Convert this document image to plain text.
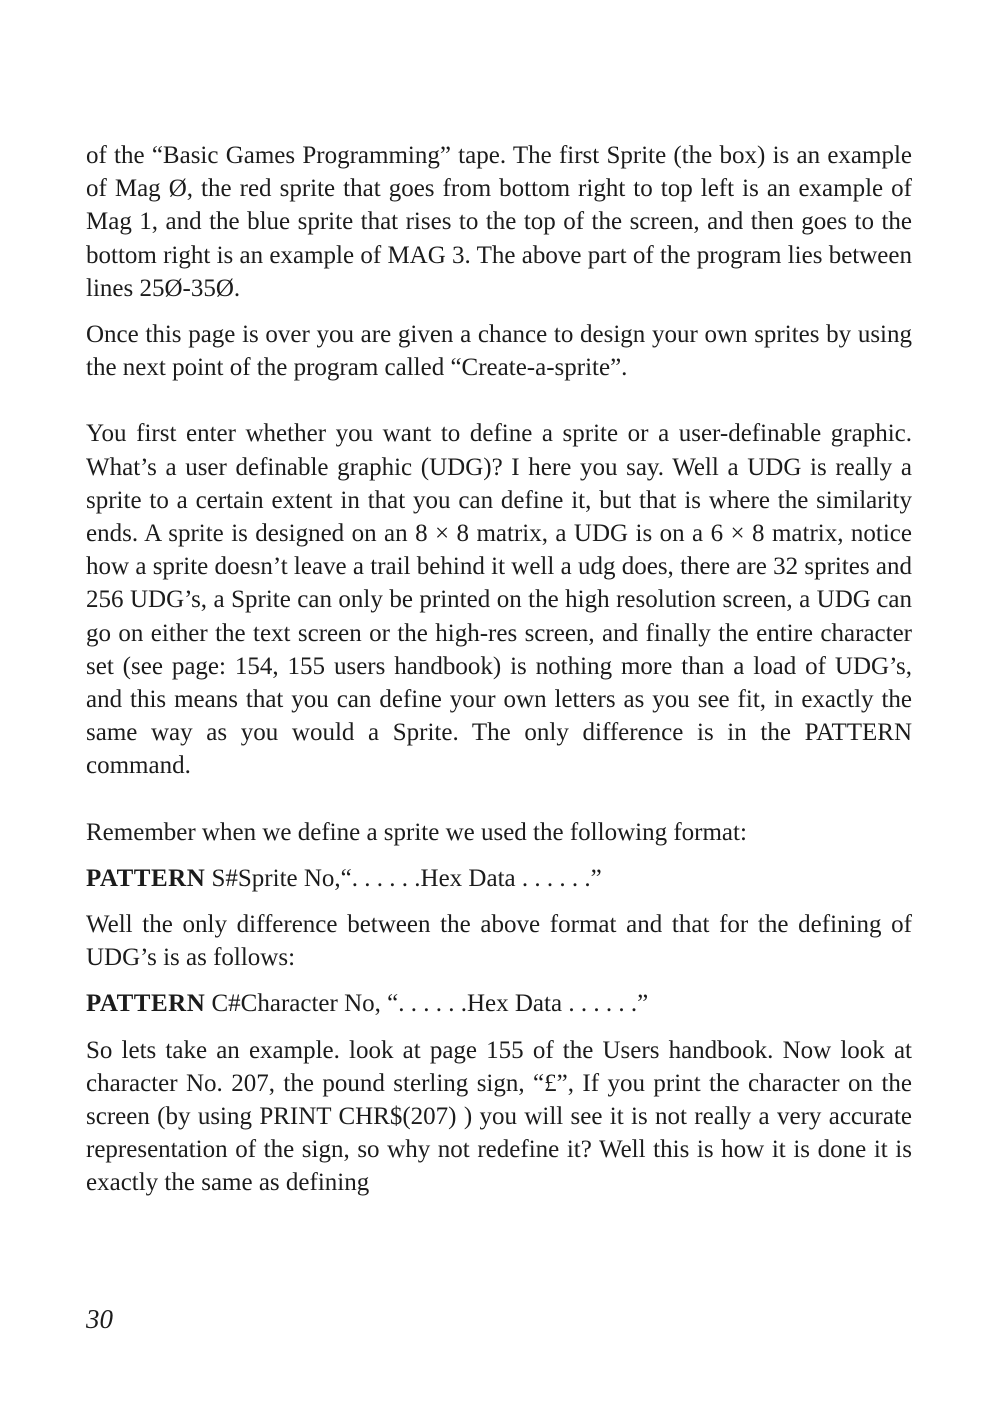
of the “Basic Games Programming” tape. The first Sprite (the box) is an example of Mag Ø, the red sprite that goes from bottom right to top left is an example of Mag 1, and the blue sprite that rises to the top of the screen, and then goes to the bottom right is an example of MAG 3. The above part of the program lies between lines 25Ø-35Ø.

Once this page is over you are given a chance to design your own sprites by using the next point of the program called “Create-a-sprite”.

You first enter whether you want to define a sprite or a user-definable graphic. What’s a user definable graphic (UDG)? I here you say. Well a UDG is really a sprite to a certain extent in that you can define it, but that is where the similarity ends. A sprite is designed on an 8 × 8 matrix, a UDG is on a 6 × 8 matrix, notice how a sprite doesn’t leave a trail behind it well a udg does, there are 32 sprites and 256 UDG’s, a Sprite can only be printed on the high resolution screen, a UDG can go on either the text screen or the high-res screen, and finally the entire character set (see page: 154, 155 users handbook) is nothing more than a load of UDG’s, and this means that you can define your own letters as you see fit, in exactly the same way as you would a Sprite. The only difference is in the PATTERN command.

Remember when we define a sprite we used the following format:

PATTERN S#Sprite No,“. . . . . .Hex Data . . . . . .”

Well the only difference between the above format and that for the defining of UDG’s is as follows:

PATTERN C#Character No, “. . . . . .Hex Data . . . . . .”

So lets take an example. look at page 155 of the Users handbook. Now look at character No. 207, the pound sterling sign, “£”, If you print the character on the screen (by using PRINT CHR$(207) ) you will see it is not really a very accurate representation of the sign, so why not redefine it? Well this is how it is done it is exactly the same as defining

30
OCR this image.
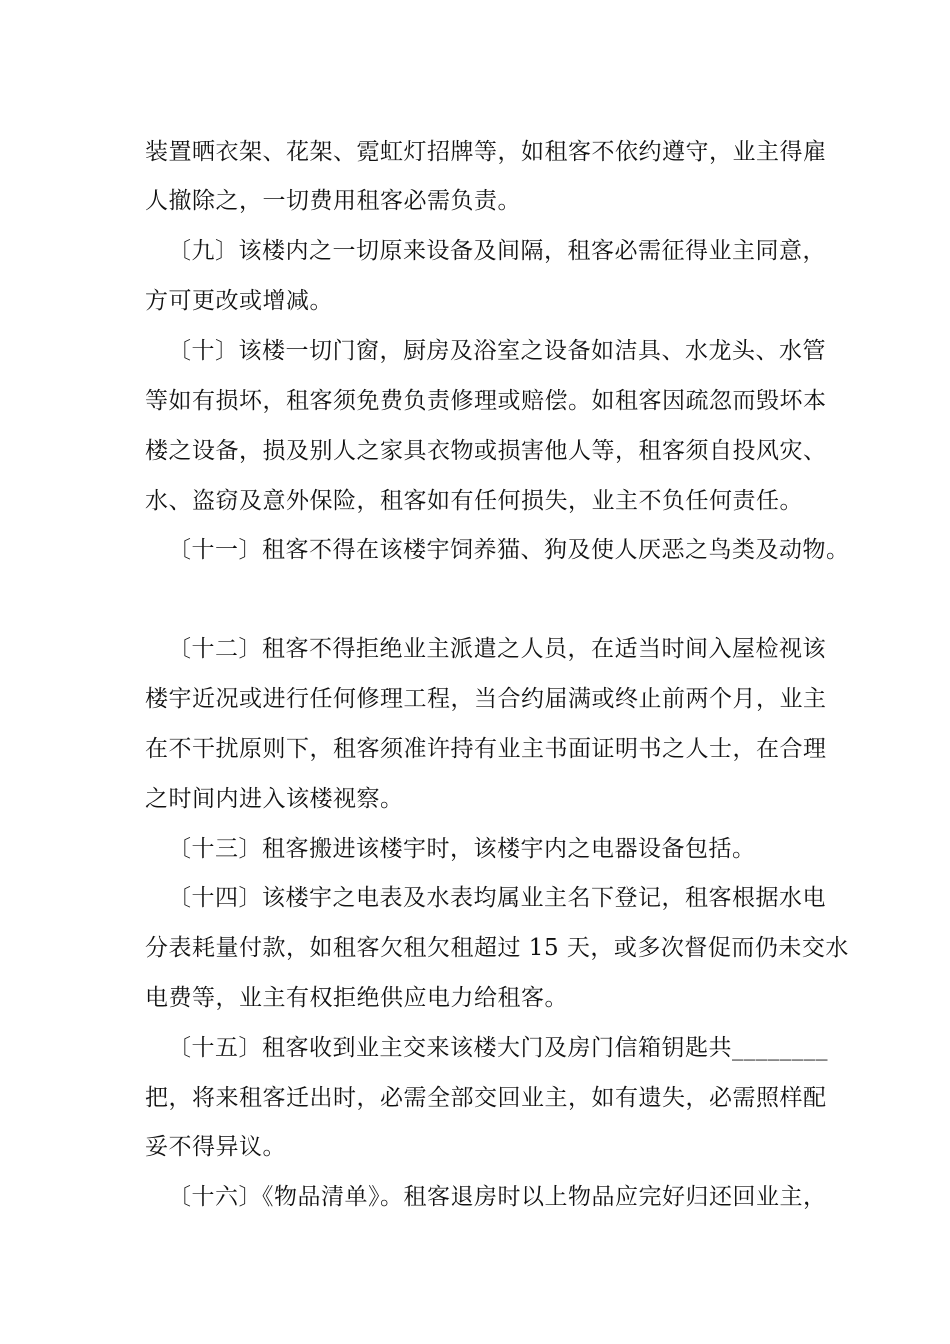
装置晒衣架、花架、霓虹灯招牌等，如租客不依约遵守，业主得雇
人撤除之，一切费用租客必需负责。
〔九〕该楼内之一切原来设备及间隔，租客必需征得业主同意，
方可更改或增减。
〔十〕该楼一切门窗，厨房及浴室之设备如洁具、水龙头、水管
等如有损坏，租客须免费负责修理或赔偿。如租客因疏忽而毁坏本
楼之设备，损及别人之家具衣物或损害他人等，租客须自投风灾、
水、盗窃及意外保险，租客如有任何损失，业主不负任何责任。
〔十一〕租客不得在该楼宇饲养猫、狗及使人厌恶之鸟类及动物。
〔十二〕租客不得拒绝业主派遣之人员，在适当时间入屋检视该
楼宇近况或进行任何修理工程，当合约届满或终止前两个月，业主
在不干扰原则下，租客须准许持有业主书面证明书之人士，在合理
之时间内进入该楼视察。
〔十三〕租客搬进该楼宇时，该楼宇内之电器设备包括。
〔十四〕该楼宇之电表及水表均属业主名下登记，租客根据水电
分表耗量付款，如租客欠租欠租超过 15 天，或多次督促而仍未交水
电费等，业主有权拒绝供应电力给租客。
〔十五〕租客收到业主交来该楼大门及房门信箱钥匙共________
把，将来租客迁出时，必需全部交回业主，如有遗失，必需照样配
妥不得异议。
〔十六〕《物品清单》。租客退房时以上物品应完好归还回业主，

****************

(Exercise details) Reproduce the material word for word, minus the images.

(Final result)
Convert this document image to plain text.
of the “Basic Games Programming” tape. The first Sprite (the box) is an example of Mag Ø, the red sprite that goes from bottom right to top left is an example of Mag 1, and the blue sprite that rises to the top of the screen, and then goes to the bottom right is an example of MAG 3. The above part of the program lies between lines 25Ø-35Ø.

Once this page is over you are given a chance to design your own sprites by using the next point of the program called “Create-a-sprite”.

You first enter whether you want to define a sprite or a user-definable graphic. What’s a user definable graphic (UDG)? I here you say. Well a UDG is really a sprite to a certain extent in that you can define it, but that is where the similarity ends. A sprite is designed on an 8 × 8 matrix, a UDG is on a 6 × 8 matrix, notice how a sprite doesn’t leave a trail behind it well a udg does, there are 32 sprites and 256 UDG’s, a Sprite can only be printed on the high resolution screen, a UDG can go on either the text screen or the high-res screen, and finally the entire character set (see page: 154, 155 users handbook) is nothing more than a load of UDG’s, and this means that you can define your own letters as you see fit, in exactly the same way as you would a Sprite. The only difference is in the PATTERN command.

Remember when we define a sprite we used the following format:

PATTERN S#Sprite No,“. . . . . .Hex Data . . . . . .”

Well the only difference between the above format and that for the defining of UDG’s is as follows:

PATTERN C#Character No, “. . . . . .Hex Data . . . . . .”

So lets take an example. look at page 155 of the Users handbook. Now look at character No. 207, the pound sterling sign, “£”, If you print the character on the screen (by using PRINT CHR$(207) ) you will see it is not really a very accurate representation of the sign, so why not redefine it? Well this is how it is done it is exactly the same as defining

30
OCR this image.
装置晒衣架、花架、霓虹灯招牌等，如租客不依约遵守，业主得雇
人撤除之，一切费用租客必需负责。
〔九〕该楼内之一切原来设备及间隔，租客必需征得业主同意，
方可更改或增减。
〔十〕该楼一切门窗，厨房及浴室之设备如洁具、水龙头、水管
等如有损坏，租客须免费负责修理或赔偿。如租客因疏忽而毁坏本
楼之设备，损及别人之家具衣物或损害他人等，租客须自投风灾、
水、盗窃及意外保险，租客如有任何损失，业主不负任何责任。
〔十一〕租客不得在该楼宇饲养猫、狗及使人厌恶之鸟类及动物。
〔十二〕租客不得拒绝业主派遣之人员，在适当时间入屋检视该
楼宇近况或进行任何修理工程，当合约届满或终止前两个月，业主
在不干扰原则下，租客须准许持有业主书面证明书之人士，在合理
之时间内进入该楼视察。
〔十三〕租客搬进该楼宇时，该楼宇内之电器设备包括。
〔十四〕该楼宇之电表及水表均属业主名下登记，租客根据水电
分表耗量付款，如租客欠租欠租超过 15 天，或多次督促而仍未交水
电费等，业主有权拒绝供应电力给租客。
〔十五〕租客收到业主交来该楼大门及房门信箱钥匙共________
把，将来租客迁出时，必需全部交回业主，如有遗失，必需照样配
妥不得异议。
〔十六〕《物品清单》。租客退房时以上物品应完好归还回业主，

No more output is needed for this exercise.